▶ _STATED PROBLEM_
Exactly as written, please set down all of the entries again, with no pictures.

▶ _PROVIDED ENTRIES_
◇ ◇ ◇ ◇

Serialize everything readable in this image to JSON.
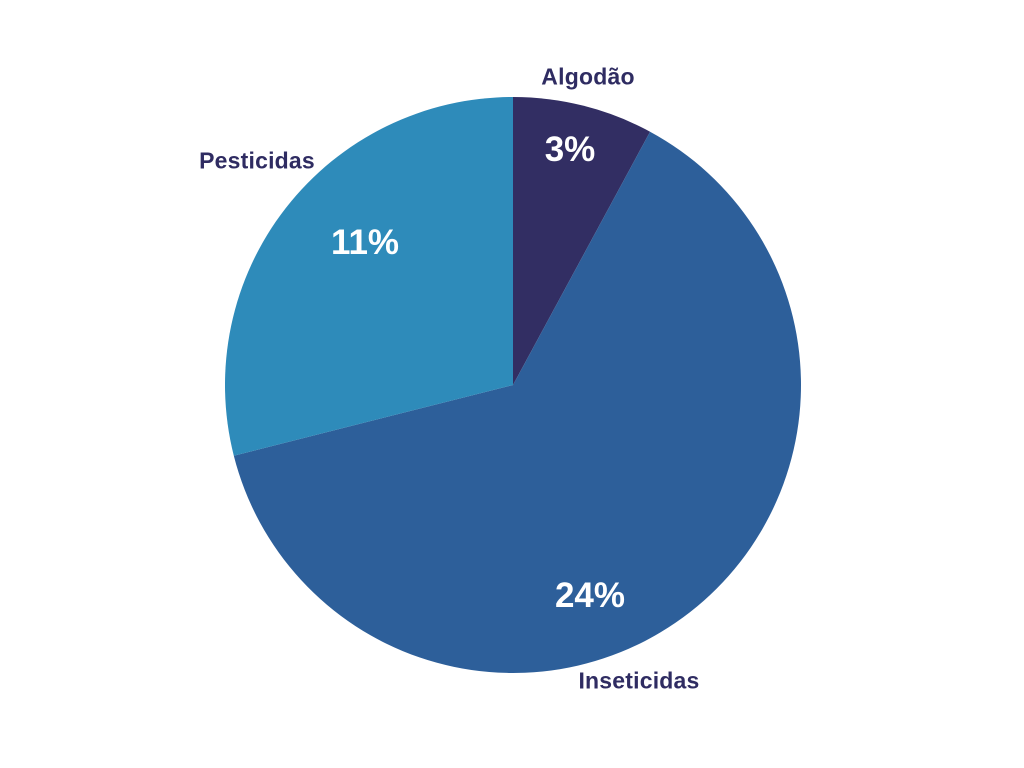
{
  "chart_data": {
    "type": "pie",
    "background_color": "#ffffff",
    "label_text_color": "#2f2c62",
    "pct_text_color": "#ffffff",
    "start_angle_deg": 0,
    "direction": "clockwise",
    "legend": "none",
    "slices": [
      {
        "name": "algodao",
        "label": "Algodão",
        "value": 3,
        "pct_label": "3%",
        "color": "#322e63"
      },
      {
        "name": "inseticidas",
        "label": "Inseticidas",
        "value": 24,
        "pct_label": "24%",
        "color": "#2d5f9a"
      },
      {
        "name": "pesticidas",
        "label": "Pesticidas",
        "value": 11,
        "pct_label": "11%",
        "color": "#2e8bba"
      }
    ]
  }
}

◇ ◇ ◇ ◇

▶ _REPLY_
Serialize everything readable in this image to JSON.
{
  "chart_data": {
    "type": "pie",
    "background_color": "#ffffff",
    "label_text_color": "#2f2c62",
    "pct_text_color": "#ffffff",
    "start_angle_deg": 0,
    "direction": "clockwise",
    "legend": "none",
    "slices": [
      {
        "name": "algodao",
        "label": "Algodão",
        "value": 3,
        "pct_label": "3%",
        "color": "#322e63"
      },
      {
        "name": "inseticidas",
        "label": "Inseticidas",
        "value": 24,
        "pct_label": "24%",
        "color": "#2d5f9a"
      },
      {
        "name": "pesticidas",
        "label": "Pesticidas",
        "value": 11,
        "pct_label": "11%",
        "color": "#2e8bba"
      }
    ]
  }
}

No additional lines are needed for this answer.